__THE EXERCISE__
Set out each line from the following listing that includes the word "screenshot".

Chart and figure data:
---------------

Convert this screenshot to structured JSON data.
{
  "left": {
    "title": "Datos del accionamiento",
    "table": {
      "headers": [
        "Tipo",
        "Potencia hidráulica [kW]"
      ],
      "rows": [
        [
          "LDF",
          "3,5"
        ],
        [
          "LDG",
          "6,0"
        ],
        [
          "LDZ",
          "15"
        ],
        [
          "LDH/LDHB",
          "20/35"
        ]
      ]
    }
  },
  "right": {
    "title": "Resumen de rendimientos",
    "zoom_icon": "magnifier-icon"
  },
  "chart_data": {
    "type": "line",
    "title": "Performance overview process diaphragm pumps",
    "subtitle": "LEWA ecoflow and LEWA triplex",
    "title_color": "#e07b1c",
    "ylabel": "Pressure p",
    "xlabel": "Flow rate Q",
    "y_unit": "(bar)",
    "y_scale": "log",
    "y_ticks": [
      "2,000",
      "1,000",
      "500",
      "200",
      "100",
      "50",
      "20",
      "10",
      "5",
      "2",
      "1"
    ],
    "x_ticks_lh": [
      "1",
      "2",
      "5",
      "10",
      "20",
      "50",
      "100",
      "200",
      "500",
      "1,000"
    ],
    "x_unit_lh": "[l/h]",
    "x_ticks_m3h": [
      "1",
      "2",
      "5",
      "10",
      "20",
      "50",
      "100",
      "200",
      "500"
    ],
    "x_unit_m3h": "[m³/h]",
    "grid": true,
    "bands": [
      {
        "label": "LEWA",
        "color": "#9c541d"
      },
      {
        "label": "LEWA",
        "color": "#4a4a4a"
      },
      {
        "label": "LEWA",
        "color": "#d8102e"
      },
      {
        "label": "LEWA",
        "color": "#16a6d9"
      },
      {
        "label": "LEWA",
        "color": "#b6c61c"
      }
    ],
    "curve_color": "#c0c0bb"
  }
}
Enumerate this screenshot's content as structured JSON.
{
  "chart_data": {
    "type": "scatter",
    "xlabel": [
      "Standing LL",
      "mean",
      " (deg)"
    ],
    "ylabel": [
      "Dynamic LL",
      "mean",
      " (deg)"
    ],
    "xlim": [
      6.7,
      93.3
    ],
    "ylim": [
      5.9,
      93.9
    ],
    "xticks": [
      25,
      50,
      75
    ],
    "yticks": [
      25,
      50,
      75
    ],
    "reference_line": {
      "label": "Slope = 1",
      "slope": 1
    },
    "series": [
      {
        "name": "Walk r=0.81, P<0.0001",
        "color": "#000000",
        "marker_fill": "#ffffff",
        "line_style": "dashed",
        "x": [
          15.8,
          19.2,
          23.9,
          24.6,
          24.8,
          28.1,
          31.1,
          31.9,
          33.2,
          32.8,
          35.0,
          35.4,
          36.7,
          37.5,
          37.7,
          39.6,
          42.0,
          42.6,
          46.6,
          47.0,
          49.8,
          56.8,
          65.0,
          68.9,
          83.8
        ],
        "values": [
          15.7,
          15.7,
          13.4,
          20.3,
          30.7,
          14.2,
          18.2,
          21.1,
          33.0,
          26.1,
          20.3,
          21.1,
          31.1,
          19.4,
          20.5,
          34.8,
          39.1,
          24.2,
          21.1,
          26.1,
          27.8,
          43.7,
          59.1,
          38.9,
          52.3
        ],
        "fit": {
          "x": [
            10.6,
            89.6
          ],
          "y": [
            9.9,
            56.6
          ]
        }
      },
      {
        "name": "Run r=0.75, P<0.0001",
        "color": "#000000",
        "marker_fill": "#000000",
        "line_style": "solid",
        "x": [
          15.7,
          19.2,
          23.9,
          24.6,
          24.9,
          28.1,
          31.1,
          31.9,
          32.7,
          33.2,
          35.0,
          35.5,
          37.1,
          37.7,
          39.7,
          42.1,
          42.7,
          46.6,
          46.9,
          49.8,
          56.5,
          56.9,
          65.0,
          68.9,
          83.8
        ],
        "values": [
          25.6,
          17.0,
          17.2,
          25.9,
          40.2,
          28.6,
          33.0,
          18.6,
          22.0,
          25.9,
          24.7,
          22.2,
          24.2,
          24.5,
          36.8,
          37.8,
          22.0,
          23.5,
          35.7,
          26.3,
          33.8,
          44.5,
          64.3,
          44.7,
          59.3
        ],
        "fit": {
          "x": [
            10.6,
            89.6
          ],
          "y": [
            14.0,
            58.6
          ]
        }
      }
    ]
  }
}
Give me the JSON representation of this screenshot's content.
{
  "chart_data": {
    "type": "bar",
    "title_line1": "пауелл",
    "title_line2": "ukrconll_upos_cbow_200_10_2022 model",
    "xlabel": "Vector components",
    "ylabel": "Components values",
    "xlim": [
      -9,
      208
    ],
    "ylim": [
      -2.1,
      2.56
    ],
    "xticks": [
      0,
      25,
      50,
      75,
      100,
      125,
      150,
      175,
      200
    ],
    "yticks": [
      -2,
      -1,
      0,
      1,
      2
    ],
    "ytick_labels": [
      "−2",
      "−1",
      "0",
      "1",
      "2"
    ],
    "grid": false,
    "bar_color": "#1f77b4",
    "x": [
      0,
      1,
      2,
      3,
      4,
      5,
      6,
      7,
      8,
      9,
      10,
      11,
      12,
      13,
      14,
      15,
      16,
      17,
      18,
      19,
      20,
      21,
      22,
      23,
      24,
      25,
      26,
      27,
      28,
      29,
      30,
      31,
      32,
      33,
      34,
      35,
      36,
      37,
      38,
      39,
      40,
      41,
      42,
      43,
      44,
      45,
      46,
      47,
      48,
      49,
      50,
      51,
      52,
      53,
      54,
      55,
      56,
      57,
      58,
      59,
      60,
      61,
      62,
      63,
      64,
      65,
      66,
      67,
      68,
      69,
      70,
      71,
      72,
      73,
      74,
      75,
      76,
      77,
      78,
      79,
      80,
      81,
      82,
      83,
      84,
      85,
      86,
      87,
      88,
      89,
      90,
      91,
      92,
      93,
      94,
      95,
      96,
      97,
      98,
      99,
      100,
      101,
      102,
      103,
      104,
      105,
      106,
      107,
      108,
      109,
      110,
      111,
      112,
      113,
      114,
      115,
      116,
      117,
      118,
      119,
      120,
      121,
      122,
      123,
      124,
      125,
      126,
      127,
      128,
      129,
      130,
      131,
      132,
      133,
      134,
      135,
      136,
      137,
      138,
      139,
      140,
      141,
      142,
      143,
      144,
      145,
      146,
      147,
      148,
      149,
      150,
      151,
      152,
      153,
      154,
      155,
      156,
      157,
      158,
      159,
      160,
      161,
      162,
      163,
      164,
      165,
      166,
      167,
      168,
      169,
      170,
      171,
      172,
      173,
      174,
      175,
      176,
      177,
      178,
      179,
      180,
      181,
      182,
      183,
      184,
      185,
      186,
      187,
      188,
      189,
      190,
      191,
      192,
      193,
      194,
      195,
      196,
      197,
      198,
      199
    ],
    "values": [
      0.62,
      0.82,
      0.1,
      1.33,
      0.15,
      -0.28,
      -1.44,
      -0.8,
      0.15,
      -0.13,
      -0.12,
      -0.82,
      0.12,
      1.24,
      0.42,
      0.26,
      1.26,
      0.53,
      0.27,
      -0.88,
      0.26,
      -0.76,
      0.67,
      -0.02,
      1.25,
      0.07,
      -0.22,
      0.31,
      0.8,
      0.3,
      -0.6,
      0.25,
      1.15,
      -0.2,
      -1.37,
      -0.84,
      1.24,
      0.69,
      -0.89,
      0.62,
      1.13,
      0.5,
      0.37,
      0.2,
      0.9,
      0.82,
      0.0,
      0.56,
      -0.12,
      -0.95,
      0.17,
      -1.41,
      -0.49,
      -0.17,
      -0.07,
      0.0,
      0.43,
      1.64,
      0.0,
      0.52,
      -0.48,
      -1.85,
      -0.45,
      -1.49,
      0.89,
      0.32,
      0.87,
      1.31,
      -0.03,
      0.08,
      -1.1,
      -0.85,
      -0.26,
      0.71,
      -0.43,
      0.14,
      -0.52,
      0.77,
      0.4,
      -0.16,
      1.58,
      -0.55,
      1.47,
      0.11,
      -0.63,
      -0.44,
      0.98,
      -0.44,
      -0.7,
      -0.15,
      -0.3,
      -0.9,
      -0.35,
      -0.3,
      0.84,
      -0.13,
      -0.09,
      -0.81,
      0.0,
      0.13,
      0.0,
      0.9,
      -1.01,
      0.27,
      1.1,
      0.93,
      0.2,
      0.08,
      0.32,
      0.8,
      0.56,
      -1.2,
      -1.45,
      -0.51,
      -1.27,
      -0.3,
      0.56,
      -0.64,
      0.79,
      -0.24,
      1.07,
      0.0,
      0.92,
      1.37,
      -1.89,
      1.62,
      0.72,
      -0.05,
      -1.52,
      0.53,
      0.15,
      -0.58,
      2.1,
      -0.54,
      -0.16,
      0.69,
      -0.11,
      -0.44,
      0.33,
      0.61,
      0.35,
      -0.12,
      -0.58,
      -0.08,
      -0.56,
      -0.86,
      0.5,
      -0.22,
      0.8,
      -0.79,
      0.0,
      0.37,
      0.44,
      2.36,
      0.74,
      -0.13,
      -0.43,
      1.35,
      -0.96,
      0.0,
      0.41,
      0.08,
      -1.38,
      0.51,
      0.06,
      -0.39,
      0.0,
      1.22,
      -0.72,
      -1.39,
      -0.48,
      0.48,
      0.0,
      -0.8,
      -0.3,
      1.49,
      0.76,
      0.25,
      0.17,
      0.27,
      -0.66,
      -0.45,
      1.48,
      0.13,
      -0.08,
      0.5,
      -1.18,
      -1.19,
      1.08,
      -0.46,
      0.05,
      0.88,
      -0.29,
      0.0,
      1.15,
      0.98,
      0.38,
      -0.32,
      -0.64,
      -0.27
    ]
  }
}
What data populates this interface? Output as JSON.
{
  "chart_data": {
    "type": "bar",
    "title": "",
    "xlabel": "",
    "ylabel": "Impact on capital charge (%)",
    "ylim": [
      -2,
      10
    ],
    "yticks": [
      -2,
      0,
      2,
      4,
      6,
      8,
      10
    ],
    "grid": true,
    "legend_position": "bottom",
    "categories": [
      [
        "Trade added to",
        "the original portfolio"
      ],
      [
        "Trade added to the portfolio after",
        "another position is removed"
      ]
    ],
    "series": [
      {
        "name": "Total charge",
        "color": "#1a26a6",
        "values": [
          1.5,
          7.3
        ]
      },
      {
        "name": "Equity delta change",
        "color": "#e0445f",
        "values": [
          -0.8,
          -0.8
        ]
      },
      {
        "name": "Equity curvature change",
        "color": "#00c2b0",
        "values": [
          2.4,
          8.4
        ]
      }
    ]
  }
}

---------------

__SOLVED EXERCISE__
Convert this screenshot to structured JSON data.
Enumerate this screenshot's content as structured JSON.
Give me the JSON representation of this screenshot's content.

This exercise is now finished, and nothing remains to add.